TEXTE CITÉ:
☆ ☆ ☆ ☆ ☆

Le phare de la presqu’île Djerda, Collo (Skikda), 1862
Un phare à tour carrée semblable à un petit mausolée surmonte un rocher de la haute presqu’île qui se distingue par des massifs, jusqu’à la mer, recouverts d’une forêt épaisse de chênes-lièges. Dans cette presqu’île qui met le port à l’abri des vents du Nord et de l’Ouest, il y a des fonds marins dépassant les vingt mètres. Lors d’une tempête survenue le 28 janvier 1878, une vague s’est élevée à 18.7 mètres au-dessus du niveau de la mer et à 33.5 mètres sur le talus.

☆ ☆ ☆ ☆ ☆

ENTRÉES:
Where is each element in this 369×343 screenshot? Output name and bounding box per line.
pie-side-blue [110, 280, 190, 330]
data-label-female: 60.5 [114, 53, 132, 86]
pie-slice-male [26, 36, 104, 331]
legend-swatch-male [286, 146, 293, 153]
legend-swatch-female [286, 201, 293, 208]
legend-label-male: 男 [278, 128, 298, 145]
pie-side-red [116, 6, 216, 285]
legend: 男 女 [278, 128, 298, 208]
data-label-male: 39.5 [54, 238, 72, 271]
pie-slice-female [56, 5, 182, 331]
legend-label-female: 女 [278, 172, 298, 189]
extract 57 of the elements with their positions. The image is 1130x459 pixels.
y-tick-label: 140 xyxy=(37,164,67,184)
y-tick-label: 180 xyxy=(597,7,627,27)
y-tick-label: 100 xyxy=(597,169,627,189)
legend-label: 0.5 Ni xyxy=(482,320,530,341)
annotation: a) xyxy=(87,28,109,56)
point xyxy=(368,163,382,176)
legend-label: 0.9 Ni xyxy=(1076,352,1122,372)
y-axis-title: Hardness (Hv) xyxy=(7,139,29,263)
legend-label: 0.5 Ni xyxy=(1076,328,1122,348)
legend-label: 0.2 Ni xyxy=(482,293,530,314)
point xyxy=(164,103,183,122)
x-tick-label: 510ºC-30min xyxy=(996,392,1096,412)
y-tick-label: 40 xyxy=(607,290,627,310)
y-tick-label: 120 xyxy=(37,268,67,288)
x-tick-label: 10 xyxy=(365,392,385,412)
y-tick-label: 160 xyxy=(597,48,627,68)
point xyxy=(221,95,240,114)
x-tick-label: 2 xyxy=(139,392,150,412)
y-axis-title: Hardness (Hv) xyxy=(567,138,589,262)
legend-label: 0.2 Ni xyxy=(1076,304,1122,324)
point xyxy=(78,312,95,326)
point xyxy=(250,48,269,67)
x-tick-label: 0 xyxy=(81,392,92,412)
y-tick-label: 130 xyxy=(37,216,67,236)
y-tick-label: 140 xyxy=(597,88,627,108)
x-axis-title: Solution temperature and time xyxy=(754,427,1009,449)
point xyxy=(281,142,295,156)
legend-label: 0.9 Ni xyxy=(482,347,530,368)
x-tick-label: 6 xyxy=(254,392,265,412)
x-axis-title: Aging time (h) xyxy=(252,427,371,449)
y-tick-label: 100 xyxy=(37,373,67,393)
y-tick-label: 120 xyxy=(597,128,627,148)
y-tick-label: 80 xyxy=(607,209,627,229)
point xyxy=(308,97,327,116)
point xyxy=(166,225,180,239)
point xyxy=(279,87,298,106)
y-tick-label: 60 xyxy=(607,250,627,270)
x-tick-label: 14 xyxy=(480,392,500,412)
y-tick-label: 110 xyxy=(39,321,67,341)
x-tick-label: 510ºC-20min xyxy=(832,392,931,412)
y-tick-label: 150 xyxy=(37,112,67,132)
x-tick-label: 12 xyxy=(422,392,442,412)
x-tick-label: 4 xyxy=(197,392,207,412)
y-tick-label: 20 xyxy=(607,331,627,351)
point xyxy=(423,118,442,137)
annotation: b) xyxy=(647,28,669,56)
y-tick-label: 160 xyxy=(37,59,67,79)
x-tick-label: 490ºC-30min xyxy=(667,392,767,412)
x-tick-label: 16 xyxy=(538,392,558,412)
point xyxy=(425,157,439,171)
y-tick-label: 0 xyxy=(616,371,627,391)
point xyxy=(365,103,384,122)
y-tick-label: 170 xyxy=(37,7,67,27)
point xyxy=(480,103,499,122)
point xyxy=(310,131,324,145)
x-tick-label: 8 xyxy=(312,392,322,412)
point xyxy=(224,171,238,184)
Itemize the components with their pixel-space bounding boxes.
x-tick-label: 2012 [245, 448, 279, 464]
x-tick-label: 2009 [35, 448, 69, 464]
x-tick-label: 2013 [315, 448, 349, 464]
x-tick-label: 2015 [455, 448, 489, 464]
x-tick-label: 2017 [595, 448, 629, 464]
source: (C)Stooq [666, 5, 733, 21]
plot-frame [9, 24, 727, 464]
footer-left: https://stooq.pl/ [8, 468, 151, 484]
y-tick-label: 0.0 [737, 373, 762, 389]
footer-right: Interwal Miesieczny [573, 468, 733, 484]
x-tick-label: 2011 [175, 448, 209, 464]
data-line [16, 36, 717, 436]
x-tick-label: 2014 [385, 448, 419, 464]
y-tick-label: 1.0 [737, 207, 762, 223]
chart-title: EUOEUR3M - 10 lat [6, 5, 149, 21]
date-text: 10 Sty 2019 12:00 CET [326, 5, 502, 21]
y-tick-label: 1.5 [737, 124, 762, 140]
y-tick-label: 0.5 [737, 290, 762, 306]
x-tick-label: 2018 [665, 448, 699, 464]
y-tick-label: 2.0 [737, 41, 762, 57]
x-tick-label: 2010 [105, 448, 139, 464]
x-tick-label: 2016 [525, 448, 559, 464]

☆ ☆ ☆ ☆ ☆

LA CONSIGNE: Pouvez-vous reprendre le texte sur le phare de la presqu’île Djerda juste après sa dernière phrase et le poursuivre ?

RÉSULTAT DE L'EXERCICE:
Collo était un port numide, puis un comptoir phénicien et, aux XIIIème et XIVème siècles un lieu d’échange important. La ville tirait sa réputation de ses cuirs, de sa cire, de son bois et de ses étoffes. « Au Moyen Age, Chullu devenue El Koll est connue comme le port de Constantine dont elle est éloignée de deux journées de marche. El Bekri ne fait que la mentionner ; le Kitab el Itsibar, au XIIe siècle lui consacre une courte notice. «El Koll est une ville ancienne renfermant de nombreuses antiquités provenant des Roum… Les fruits de la terre, les raisins, les pommes y sont très abondants… et les impôts qu’on prélève sur son territoire sont considérables ». Cette description idyllique ne correspond guère à la réalité. Collo est mal relié à Constantine, le mouillage est médiocre et le terroir exigu n’occupe qu’une étroite plaine littorale limitée par des montagnes escarpées ; la ville vit surtout de l’exportation des produits de la forêt abondamment arrosée (deux mètres de pluie au Bougaroun). »
Le phare édifié en haut de la pointe de la presqu’île ajoute un tant soit peu à la magie des lieux.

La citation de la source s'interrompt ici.